Material for the task >>
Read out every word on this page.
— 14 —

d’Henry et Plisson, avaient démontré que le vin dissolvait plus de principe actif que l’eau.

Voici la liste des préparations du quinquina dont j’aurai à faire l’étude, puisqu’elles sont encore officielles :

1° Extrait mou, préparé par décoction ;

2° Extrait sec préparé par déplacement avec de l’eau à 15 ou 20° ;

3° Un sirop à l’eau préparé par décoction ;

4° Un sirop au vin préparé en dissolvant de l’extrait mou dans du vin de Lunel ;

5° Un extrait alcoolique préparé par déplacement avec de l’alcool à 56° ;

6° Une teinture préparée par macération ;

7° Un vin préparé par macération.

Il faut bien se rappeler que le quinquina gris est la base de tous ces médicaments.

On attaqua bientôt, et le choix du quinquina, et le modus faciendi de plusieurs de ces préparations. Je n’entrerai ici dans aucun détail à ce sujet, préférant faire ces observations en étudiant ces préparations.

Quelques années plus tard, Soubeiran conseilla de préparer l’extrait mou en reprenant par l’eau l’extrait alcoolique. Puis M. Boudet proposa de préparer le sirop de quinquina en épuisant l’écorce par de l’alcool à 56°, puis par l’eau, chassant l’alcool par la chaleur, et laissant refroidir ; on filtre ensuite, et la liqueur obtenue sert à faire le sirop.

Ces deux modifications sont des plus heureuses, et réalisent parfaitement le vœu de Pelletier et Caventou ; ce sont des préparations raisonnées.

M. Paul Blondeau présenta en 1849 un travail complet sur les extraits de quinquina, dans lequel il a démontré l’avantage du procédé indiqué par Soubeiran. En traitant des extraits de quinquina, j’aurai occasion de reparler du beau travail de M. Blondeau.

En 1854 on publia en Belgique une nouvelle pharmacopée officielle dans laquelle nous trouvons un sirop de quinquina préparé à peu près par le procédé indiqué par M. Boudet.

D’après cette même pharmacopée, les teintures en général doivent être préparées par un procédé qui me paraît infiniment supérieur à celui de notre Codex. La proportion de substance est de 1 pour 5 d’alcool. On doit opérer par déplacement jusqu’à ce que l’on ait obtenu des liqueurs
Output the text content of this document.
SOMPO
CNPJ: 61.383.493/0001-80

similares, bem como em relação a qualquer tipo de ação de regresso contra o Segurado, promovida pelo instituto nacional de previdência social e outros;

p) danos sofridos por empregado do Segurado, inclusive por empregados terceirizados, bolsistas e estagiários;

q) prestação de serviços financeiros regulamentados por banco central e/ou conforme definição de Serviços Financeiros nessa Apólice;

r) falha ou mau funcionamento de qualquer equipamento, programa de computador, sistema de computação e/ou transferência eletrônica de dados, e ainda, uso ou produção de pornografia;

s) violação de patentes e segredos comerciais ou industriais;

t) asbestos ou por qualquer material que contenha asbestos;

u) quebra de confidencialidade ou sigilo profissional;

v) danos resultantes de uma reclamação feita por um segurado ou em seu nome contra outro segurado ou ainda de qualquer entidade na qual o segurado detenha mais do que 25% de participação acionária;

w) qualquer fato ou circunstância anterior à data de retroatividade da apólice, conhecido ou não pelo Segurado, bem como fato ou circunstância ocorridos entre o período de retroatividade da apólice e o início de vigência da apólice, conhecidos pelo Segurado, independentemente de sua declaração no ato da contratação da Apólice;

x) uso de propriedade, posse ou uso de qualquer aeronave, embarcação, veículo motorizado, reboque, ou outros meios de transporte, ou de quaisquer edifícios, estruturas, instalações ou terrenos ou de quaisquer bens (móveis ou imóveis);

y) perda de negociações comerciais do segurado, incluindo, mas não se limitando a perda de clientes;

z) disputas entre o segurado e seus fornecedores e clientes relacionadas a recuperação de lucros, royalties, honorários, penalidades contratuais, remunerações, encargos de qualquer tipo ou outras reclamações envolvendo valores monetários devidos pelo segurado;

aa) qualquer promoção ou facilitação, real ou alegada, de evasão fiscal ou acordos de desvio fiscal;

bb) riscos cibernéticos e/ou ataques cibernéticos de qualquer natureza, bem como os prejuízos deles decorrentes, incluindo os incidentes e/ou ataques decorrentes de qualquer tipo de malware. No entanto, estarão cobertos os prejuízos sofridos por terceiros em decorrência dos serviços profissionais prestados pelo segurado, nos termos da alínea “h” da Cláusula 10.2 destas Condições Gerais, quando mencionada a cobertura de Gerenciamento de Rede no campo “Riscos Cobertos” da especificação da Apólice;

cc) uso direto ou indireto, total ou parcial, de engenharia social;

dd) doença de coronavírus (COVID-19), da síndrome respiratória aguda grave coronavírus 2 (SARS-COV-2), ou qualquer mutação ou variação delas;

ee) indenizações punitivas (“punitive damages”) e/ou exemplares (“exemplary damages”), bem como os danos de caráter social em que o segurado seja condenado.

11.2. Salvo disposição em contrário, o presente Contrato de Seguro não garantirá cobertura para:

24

Short problem >> Please repeat the material above, word for word and in full.

Output >>
Read out every word on this page.
— 14 —

d’Henry et Plisson, avaient démontré que le vin dissolvait plus de principe actif que l’eau.

Voici la liste des préparations du quinquina dont j’aurai à faire l’étude, puisqu’elles sont encore officielles :

1° Extrait mou, préparé par décoction ;

2° Extrait sec préparé par déplacement avec de l’eau à 15 ou 20° ;

3° Un sirop à l’eau préparé par décoction ;

4° Un sirop au vin préparé en dissolvant de l’extrait mou dans du vin de Lunel ;

5° Un extrait alcoolique préparé par déplacement avec de l’alcool à 56° ;

6° Une teinture préparée par macération ;

7° Un vin préparé par macération.

Il faut bien se rappeler que le quinquina gris est la base de tous ces médicaments.

On attaqua bientôt, et le choix du quinquina, et le modus faciendi de plusieurs de ces préparations. Je n’entrerai ici dans aucun détail à ce sujet, préférant faire ces observations en étudiant ces préparations.

Quelques années plus tard, Soubeiran conseilla de préparer l’extrait mou en reprenant par l’eau l’extrait alcoolique. Puis M. Boudet proposa de préparer le sirop de quinquina en épuisant l’écorce par de l’alcool à 56°, puis par l’eau, chassant l’alcool par la chaleur, et laissant refroidir ; on filtre ensuite, et la liqueur obtenue sert à faire le sirop.

Ces deux modifications sont des plus heureuses, et réalisent parfaitement le vœu de Pelletier et Caventou ; ce sont des préparations raisonnées.

M. Paul Blondeau présenta en 1849 un travail complet sur les extraits de quinquina, dans lequel il a démontré l’avantage du procédé indiqué par Soubeiran. En traitant des extraits de quinquina, j’aurai occasion de reparler du beau travail de M. Blondeau.

En 1854 on publia en Belgique une nouvelle pharmacopée officielle dans laquelle nous trouvons un sirop de quinquina préparé à peu près par le procédé indiqué par M. Boudet.

D’après cette même pharmacopée, les teintures en général doivent être préparées par un procédé qui me paraît infiniment supérieur à celui de notre Codex. La proportion de substance est de 1 pour 5 d’alcool. On doit opérer par déplacement jusqu’à ce que l’on ait obtenu des liqueurs
Output the text content of this document.
SOMPO
CNPJ: 61.383.493/0001-80

similares, bem como em relação a qualquer tipo de ação de regresso contra o Segurado, promovida pelo instituto nacional de previdência social e outros;

p) danos sofridos por empregado do Segurado, inclusive por empregados terceirizados, bolsistas e estagiários;

q) prestação de serviços financeiros regulamentados por banco central e/ou conforme definição de Serviços Financeiros nessa Apólice;

r) falha ou mau funcionamento de qualquer equipamento, programa de computador, sistema de computação e/ou transferência eletrônica de dados, e ainda, uso ou produção de pornografia;

s) violação de patentes e segredos comerciais ou industriais;

t) asbestos ou por qualquer material que contenha asbestos;

u) quebra de confidencialidade ou sigilo profissional;

v) danos resultantes de uma reclamação feita por um segurado ou em seu nome contra outro segurado ou ainda de qualquer entidade na qual o segurado detenha mais do que 25% de participação acionária;

w) qualquer fato ou circunstância anterior à data de retroatividade da apólice, conhecido ou não pelo Segurado, bem como fato ou circunstância ocorridos entre o período de retroatividade da apólice e o início de vigência da apólice, conhecidos pelo Segurado, independentemente de sua declaração no ato da contratação da Apólice;

x) uso de propriedade, posse ou uso de qualquer aeronave, embarcação, veículo motorizado, reboque, ou outros meios de transporte, ou de quaisquer edifícios, estruturas, instalações ou terrenos ou de quaisquer bens (móveis ou imóveis);

y) perda de negociações comerciais do segurado, incluindo, mas não se limitando a perda de clientes;

z) disputas entre o segurado e seus fornecedores e clientes relacionadas a recuperação de lucros, royalties, honorários, penalidades contratuais, remunerações, encargos de qualquer tipo ou outras reclamações envolvendo valores monetários devidos pelo segurado;

aa) qualquer promoção ou facilitação, real ou alegada, de evasão fiscal ou acordos de desvio fiscal;

bb) riscos cibernéticos e/ou ataques cibernéticos de qualquer natureza, bem como os prejuízos deles decorrentes, incluindo os incidentes e/ou ataques decorrentes de qualquer tipo de malware. No entanto, estarão cobertos os prejuízos sofridos por terceiros em decorrência dos serviços profissionais prestados pelo segurado, nos termos da alínea “h” da Cláusula 10.2 destas Condições Gerais, quando mencionada a cobertura de Gerenciamento de Rede no campo “Riscos Cobertos” da especificação da Apólice;

cc) uso direto ou indireto, total ou parcial, de engenharia social;

dd) doença de coronavírus (COVID-19), da síndrome respiratória aguda grave coronavírus 2 (SARS-COV-2), ou qualquer mutação ou variação delas;

ee) indenizações punitivas (“punitive damages”) e/ou exemplares (“exemplary damages”), bem como os danos de caráter social em que o segurado seja condenado.

11.2. Salvo disposição em contrário, o presente Contrato de Seguro não garantirá cobertura para:

24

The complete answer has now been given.